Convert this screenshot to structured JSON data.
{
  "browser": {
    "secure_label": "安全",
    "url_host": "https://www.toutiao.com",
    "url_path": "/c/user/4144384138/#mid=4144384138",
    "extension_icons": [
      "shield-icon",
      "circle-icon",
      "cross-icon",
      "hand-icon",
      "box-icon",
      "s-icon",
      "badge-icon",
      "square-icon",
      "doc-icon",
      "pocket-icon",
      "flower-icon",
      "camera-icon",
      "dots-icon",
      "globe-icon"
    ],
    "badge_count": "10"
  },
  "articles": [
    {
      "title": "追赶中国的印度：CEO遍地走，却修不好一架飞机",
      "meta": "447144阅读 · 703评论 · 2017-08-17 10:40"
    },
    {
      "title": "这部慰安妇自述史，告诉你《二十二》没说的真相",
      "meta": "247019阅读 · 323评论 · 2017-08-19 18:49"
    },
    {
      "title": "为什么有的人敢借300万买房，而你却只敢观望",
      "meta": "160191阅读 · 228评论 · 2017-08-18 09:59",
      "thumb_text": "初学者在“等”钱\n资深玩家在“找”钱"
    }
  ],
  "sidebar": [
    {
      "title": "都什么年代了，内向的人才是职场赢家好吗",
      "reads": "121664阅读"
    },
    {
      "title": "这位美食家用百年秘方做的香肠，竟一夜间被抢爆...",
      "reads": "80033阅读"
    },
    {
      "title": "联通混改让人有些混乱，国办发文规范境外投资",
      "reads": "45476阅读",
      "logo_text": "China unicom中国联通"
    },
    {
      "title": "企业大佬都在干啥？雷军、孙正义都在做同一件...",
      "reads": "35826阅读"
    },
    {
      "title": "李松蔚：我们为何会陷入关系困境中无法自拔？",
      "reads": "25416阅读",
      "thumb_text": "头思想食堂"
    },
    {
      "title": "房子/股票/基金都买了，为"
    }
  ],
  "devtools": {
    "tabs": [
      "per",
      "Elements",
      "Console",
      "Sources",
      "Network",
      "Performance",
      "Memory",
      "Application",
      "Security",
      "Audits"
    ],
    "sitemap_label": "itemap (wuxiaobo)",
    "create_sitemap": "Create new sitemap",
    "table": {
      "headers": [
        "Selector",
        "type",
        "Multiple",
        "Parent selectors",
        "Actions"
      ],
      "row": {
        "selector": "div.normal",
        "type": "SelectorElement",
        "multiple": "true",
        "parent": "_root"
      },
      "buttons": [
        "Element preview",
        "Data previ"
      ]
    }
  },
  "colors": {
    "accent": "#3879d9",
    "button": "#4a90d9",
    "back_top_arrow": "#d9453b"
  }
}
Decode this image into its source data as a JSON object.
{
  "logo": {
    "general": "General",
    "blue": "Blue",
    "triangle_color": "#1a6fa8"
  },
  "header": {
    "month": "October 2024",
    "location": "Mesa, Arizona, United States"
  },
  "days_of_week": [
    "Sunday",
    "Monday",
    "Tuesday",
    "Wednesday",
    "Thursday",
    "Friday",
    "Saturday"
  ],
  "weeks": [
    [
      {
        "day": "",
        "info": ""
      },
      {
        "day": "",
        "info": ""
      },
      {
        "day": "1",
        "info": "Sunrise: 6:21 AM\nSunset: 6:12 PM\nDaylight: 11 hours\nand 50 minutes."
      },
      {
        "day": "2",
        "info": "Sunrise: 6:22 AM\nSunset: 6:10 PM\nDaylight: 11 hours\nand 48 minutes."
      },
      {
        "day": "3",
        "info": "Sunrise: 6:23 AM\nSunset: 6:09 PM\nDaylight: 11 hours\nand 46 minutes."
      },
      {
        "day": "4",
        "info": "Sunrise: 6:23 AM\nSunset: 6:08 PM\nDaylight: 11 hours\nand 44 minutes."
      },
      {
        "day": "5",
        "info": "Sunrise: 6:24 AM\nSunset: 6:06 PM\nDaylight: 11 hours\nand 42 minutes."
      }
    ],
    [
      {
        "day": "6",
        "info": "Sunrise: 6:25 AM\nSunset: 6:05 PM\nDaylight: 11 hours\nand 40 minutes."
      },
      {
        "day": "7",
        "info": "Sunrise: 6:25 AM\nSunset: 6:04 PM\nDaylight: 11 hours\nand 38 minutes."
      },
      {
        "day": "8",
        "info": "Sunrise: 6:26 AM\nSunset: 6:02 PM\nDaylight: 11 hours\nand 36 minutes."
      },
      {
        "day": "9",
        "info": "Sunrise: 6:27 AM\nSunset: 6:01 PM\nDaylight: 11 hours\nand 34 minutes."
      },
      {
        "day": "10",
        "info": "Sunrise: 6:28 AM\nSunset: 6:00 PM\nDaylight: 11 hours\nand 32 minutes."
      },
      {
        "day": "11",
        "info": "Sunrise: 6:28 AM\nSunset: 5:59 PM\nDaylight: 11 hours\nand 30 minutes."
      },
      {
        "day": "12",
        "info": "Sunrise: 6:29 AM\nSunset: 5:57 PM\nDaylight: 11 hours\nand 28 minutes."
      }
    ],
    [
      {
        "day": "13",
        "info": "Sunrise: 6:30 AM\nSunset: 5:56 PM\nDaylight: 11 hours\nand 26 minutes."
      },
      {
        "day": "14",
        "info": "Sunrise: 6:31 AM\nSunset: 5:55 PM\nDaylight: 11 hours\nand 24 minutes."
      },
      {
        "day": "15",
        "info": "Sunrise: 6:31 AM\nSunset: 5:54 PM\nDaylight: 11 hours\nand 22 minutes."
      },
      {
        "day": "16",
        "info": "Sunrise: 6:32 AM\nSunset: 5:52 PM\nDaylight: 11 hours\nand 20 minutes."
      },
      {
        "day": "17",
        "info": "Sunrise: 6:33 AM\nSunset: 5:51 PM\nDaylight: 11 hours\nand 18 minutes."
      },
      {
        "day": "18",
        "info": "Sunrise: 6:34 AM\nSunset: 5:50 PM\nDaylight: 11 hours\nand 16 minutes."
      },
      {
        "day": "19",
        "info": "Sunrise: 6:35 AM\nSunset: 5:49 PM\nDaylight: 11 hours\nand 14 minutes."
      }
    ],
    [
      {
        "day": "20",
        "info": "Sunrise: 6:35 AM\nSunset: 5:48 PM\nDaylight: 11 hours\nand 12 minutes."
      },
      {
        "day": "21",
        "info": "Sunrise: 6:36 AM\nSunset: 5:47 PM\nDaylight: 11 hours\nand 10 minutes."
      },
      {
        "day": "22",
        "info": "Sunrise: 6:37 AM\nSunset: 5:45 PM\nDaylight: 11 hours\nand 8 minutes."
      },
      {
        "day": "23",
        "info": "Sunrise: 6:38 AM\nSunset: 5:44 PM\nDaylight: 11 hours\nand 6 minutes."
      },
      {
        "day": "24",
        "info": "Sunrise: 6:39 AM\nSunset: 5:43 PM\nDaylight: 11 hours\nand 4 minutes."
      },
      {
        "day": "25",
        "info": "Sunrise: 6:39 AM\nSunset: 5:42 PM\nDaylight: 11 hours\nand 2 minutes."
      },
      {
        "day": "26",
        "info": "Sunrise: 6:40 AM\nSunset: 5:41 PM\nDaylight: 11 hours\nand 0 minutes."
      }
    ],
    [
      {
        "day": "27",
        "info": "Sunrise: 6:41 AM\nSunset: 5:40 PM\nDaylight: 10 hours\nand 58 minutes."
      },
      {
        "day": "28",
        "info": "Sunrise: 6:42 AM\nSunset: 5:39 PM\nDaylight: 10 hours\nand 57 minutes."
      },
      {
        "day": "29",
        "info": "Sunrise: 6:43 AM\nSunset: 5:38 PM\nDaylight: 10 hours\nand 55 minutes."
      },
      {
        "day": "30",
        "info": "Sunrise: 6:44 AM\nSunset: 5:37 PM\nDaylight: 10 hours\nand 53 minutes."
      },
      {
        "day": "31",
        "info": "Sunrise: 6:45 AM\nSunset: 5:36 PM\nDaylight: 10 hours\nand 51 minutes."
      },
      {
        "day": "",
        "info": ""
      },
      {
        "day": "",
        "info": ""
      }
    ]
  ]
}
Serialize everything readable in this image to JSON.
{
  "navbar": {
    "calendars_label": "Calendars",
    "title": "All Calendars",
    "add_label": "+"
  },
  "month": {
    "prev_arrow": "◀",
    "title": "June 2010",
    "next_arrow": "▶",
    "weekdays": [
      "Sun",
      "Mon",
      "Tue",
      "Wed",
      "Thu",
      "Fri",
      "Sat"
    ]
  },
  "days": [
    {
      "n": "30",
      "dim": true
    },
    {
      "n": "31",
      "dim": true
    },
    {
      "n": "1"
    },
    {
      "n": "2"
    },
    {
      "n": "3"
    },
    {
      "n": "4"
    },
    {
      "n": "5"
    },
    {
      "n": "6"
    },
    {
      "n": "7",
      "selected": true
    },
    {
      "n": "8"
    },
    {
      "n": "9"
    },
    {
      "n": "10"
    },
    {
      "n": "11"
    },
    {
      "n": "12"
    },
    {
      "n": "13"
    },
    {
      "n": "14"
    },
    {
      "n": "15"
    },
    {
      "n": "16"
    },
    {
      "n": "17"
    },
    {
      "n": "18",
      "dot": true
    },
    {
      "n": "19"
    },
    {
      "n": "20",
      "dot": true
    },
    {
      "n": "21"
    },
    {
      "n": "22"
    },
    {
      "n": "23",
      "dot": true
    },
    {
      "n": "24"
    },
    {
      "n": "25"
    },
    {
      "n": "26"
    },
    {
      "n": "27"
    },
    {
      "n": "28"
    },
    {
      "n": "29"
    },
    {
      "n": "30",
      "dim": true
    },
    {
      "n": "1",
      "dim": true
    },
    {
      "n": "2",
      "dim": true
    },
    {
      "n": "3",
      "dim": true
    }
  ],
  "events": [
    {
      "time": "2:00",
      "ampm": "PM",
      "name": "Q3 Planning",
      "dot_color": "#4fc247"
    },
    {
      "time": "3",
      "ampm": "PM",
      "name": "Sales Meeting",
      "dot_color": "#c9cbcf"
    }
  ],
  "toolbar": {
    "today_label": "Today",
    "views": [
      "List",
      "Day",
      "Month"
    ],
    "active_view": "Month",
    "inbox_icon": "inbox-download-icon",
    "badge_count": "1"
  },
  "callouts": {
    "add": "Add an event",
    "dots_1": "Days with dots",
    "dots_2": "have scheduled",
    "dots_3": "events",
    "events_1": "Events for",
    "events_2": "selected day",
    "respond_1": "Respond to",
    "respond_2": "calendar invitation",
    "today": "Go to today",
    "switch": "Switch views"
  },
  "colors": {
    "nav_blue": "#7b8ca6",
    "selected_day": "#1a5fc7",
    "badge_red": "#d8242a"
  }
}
====
Look through the entries and find each line that has the string "JSON". Copy those lines.

Solution for this problem:
Convert this screenshot to structured JSON data.
Decode this image into its source data as a JSON object.
Serialize everything readable in this image to JSON.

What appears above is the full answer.